►

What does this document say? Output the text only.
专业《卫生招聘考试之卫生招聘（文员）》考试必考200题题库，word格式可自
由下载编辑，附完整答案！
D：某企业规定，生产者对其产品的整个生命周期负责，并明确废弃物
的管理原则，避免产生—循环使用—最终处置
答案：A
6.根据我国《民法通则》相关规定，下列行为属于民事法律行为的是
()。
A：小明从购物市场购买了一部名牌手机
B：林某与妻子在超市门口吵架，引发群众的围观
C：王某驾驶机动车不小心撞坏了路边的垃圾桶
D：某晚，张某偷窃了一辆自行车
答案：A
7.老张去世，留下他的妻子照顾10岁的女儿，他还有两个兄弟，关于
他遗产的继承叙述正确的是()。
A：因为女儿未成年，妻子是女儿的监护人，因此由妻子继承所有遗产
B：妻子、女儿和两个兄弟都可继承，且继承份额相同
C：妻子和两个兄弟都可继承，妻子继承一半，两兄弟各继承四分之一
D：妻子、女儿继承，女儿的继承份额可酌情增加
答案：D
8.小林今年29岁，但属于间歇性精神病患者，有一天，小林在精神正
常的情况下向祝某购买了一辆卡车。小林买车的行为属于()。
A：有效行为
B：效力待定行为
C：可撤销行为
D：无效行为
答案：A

◄

• TASK DIRECTIONS
Copy out every line of the data above, exactly as given.

• EXERCISE SOLUTION
What does this document say? Output the text only.
专业《卫生招聘考试之卫生招聘（文员）》考试必考200题题库，word格式可自
由下载编辑，附完整答案！
D：某企业规定，生产者对其产品的整个生命周期负责，并明确废弃物
的管理原则，避免产生—循环使用—最终处置
答案：A
6.根据我国《民法通则》相关规定，下列行为属于民事法律行为的是
()。
A：小明从购物市场购买了一部名牌手机
B：林某与妻子在超市门口吵架，引发群众的围观
C：王某驾驶机动车不小心撞坏了路边的垃圾桶
D：某晚，张某偷窃了一辆自行车
答案：A
7.老张去世，留下他的妻子照顾10岁的女儿，他还有两个兄弟，关于
他遗产的继承叙述正确的是()。
A：因为女儿未成年，妻子是女儿的监护人，因此由妻子继承所有遗产
B：妻子、女儿和两个兄弟都可继承，且继承份额相同
C：妻子和两个兄弟都可继承，妻子继承一半，两兄弟各继承四分之一
D：妻子、女儿继承，女儿的继承份额可酌情增加
答案：D
8.小林今年29岁，但属于间歇性精神病患者，有一天，小林在精神正
常的情况下向祝某购买了一辆卡车。小林买车的行为属于()。
A：有效行为
B：效力待定行为
C：可撤销行为
D：无效行为
答案：A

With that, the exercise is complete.